** begin Stored records **
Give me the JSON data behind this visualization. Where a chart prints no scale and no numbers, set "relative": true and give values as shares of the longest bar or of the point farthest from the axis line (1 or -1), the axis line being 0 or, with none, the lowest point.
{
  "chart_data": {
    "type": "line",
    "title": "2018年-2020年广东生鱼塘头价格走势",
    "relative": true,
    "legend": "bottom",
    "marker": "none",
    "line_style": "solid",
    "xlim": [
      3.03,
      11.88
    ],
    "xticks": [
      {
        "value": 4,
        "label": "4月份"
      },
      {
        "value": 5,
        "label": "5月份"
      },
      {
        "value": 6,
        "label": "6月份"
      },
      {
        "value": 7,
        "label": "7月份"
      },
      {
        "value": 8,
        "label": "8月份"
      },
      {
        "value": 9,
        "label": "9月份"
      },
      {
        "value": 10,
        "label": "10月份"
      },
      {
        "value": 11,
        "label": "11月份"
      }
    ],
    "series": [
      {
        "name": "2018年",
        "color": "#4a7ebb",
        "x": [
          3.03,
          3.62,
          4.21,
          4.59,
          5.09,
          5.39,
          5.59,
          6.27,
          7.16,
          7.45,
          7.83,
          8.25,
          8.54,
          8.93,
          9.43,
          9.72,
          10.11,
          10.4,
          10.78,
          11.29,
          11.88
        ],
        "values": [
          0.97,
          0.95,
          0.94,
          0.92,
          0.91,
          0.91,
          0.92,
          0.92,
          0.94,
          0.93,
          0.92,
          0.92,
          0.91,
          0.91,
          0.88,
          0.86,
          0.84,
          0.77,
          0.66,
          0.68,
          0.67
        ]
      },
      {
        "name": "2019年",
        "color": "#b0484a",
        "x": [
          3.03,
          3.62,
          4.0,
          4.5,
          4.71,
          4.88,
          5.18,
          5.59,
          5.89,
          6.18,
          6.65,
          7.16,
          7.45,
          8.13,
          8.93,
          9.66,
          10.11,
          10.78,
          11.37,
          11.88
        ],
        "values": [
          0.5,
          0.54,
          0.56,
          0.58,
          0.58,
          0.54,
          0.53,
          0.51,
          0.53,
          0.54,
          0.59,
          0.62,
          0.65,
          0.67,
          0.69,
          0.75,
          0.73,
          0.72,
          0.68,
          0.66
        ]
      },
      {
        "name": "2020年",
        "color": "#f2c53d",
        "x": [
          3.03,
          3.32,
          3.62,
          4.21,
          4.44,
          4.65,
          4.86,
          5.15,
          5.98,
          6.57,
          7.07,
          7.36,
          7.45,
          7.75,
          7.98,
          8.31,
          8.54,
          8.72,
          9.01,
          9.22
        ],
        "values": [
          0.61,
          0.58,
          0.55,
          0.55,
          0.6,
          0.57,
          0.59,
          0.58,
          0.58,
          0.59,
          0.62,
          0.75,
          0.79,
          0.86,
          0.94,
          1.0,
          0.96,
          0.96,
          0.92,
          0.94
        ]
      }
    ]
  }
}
** end Stored records **
Directions for this task
The word "label" may appear on some lines of these records; state how many such lines there are, and nothing else.

Solution to this problem
8